Task directions
In this exercise, return the whole listing exactly, excluding any images.

--*--

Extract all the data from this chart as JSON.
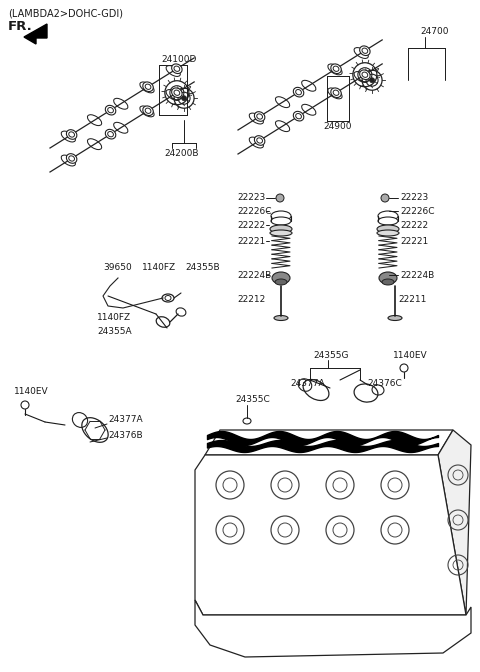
{
  "bg_color": "#ffffff",
  "text_color": "#1a1a1a",
  "fig_width": 4.8,
  "fig_height": 6.72,
  "dpi": 100,
  "labels": {
    "header": "(LAMBDA2>DOHC-GDI)",
    "fr": "FR.",
    "24100D": "24100D",
    "24700": "24700",
    "24900": "24900",
    "24200B": "24200B",
    "22223L": "22223",
    "22226CL": "22226C",
    "22222L": "22222",
    "22221L": "22221",
    "22224BL": "22224B",
    "22212": "22212",
    "22223R": "22223",
    "22226CR": "22226C",
    "22222R": "22222",
    "22221R": "22221",
    "22224BR": "22224B",
    "22211": "22211",
    "39650": "39650",
    "1140FZ_a": "1140FZ",
    "24355B": "24355B",
    "1140FZ_b": "1140FZ",
    "24355A": "24355A",
    "1140EV_L": "1140EV",
    "24377A_L": "24377A",
    "24376B": "24376B",
    "24355C": "24355C",
    "24355G": "24355G",
    "1140EV_R": "1140EV",
    "24377A_R": "24377A",
    "24376C": "24376C"
  }
}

--*--

Exercise response
Extract all the data from this chart as JSON.
{
  "bg_color": "#ffffff",
  "text_color": "#1a1a1a",
  "fig_width": 4.8,
  "fig_height": 6.72,
  "dpi": 100,
  "labels": {
    "header": "(LAMBDA2>DOHC-GDI)",
    "fr": "FR.",
    "24100D": "24100D",
    "24700": "24700",
    "24900": "24900",
    "24200B": "24200B",
    "22223L": "22223",
    "22226CL": "22226C",
    "22222L": "22222",
    "22221L": "22221",
    "22224BL": "22224B",
    "22212": "22212",
    "22223R": "22223",
    "22226CR": "22226C",
    "22222R": "22222",
    "22221R": "22221",
    "22224BR": "22224B",
    "22211": "22211",
    "39650": "39650",
    "1140FZ_a": "1140FZ",
    "24355B": "24355B",
    "1140FZ_b": "1140FZ",
    "24355A": "24355A",
    "1140EV_L": "1140EV",
    "24377A_L": "24377A",
    "24376B": "24376B",
    "24355C": "24355C",
    "24355G": "24355G",
    "1140EV_R": "1140EV",
    "24377A_R": "24377A",
    "24376C": "24376C"
  }
}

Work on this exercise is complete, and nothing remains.